[Entries from a dataset]
+++

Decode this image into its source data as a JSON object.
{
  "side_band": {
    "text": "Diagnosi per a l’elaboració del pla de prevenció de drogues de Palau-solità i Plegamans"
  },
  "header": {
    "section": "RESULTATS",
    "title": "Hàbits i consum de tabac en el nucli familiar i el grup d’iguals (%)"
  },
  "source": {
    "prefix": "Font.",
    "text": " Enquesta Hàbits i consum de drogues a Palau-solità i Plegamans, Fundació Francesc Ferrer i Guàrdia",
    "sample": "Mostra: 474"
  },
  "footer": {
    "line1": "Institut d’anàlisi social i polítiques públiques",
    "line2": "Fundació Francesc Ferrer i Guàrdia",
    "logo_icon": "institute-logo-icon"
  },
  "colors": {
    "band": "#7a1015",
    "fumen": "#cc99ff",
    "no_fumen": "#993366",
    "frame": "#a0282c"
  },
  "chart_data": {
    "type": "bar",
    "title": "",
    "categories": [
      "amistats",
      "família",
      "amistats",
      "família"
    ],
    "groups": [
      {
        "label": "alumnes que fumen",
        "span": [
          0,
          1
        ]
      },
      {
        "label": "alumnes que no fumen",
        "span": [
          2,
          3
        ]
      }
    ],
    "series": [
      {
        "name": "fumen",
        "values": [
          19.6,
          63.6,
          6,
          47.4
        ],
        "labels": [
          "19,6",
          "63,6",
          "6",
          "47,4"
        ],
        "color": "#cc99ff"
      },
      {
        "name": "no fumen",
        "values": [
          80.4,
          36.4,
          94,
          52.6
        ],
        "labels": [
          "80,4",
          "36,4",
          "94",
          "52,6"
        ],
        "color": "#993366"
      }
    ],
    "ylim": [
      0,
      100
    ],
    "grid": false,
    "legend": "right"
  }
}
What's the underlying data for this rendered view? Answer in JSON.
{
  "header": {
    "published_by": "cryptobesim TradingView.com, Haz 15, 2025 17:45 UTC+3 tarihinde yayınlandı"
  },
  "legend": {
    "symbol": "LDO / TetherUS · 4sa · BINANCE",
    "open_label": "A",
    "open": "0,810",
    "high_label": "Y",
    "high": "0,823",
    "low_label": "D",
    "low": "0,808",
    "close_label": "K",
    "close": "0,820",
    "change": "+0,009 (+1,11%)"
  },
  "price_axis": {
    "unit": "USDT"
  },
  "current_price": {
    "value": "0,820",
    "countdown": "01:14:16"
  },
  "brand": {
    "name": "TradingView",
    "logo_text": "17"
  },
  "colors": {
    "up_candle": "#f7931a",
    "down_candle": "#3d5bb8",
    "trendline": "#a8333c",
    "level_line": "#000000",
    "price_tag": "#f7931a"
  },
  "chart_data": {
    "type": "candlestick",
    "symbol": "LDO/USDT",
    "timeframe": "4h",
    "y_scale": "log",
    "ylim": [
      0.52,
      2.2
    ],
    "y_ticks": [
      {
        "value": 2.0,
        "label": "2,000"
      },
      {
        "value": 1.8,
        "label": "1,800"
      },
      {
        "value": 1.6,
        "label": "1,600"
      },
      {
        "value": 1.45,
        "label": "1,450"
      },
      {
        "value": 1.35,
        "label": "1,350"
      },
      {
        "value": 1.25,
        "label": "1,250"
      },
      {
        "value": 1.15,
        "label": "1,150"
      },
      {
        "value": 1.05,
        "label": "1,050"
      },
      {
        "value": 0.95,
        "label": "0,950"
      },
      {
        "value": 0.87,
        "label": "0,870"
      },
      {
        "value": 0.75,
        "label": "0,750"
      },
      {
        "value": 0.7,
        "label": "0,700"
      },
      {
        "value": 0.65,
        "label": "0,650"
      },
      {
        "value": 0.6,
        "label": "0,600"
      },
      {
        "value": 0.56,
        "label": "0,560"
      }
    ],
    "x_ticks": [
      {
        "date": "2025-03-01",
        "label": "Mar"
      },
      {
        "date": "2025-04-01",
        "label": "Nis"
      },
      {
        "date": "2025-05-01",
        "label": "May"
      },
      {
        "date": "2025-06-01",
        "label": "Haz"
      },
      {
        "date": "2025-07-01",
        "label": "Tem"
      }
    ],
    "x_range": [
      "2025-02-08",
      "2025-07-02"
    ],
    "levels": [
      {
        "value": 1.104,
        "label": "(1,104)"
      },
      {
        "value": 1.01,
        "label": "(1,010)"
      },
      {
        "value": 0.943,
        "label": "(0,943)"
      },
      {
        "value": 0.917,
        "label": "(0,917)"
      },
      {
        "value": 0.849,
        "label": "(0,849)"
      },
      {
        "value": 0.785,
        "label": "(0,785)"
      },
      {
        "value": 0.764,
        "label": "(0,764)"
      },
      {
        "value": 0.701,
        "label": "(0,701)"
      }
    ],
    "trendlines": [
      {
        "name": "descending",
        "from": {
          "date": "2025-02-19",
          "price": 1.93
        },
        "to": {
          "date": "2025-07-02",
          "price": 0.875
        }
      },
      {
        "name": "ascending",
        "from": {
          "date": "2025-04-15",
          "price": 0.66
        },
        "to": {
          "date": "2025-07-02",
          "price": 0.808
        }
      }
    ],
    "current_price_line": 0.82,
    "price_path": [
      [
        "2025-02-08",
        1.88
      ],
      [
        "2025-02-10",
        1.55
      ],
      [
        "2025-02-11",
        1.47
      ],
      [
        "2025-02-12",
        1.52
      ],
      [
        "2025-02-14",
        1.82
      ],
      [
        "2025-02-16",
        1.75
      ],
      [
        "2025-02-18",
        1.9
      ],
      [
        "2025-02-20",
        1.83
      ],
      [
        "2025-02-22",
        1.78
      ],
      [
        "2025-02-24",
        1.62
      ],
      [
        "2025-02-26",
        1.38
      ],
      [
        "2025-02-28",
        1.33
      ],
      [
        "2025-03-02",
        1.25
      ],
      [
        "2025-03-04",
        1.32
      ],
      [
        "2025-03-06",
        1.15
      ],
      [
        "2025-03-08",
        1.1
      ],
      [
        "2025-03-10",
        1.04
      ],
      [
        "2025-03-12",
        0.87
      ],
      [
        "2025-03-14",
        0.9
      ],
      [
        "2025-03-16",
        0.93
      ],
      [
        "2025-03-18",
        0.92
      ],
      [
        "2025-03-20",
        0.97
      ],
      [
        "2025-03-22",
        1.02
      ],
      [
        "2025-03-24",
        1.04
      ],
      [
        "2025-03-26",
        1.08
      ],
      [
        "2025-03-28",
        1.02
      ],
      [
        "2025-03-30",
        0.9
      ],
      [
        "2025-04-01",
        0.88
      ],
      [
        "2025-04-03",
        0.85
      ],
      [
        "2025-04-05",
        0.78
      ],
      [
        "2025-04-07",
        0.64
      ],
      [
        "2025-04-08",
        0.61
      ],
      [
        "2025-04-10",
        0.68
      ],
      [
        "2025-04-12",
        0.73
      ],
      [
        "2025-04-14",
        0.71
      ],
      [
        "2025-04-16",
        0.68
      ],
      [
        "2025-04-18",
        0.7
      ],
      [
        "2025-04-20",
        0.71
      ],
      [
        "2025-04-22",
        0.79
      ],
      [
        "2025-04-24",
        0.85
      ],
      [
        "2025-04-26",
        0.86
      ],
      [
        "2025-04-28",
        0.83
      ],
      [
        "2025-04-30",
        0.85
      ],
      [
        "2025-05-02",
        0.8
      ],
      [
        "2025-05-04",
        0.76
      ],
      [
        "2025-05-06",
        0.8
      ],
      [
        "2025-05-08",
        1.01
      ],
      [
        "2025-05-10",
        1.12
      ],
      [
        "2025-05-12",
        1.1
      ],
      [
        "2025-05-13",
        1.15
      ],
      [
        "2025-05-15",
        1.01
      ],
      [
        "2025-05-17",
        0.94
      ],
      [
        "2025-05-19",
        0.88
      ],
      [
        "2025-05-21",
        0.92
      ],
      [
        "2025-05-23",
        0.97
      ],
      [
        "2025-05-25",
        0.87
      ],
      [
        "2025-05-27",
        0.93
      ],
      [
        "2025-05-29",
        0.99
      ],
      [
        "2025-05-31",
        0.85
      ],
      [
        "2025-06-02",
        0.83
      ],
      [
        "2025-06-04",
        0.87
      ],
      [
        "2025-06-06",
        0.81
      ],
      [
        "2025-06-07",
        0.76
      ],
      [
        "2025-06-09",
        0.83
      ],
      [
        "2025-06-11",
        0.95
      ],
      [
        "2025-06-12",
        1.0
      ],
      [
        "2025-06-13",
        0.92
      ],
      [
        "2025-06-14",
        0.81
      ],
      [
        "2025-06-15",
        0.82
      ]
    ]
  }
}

+++

▸ **WRITTEN EXERCISE**
Return only the number of lines in the entries that contain the string "Ferrer".

▸ **RESULT**
2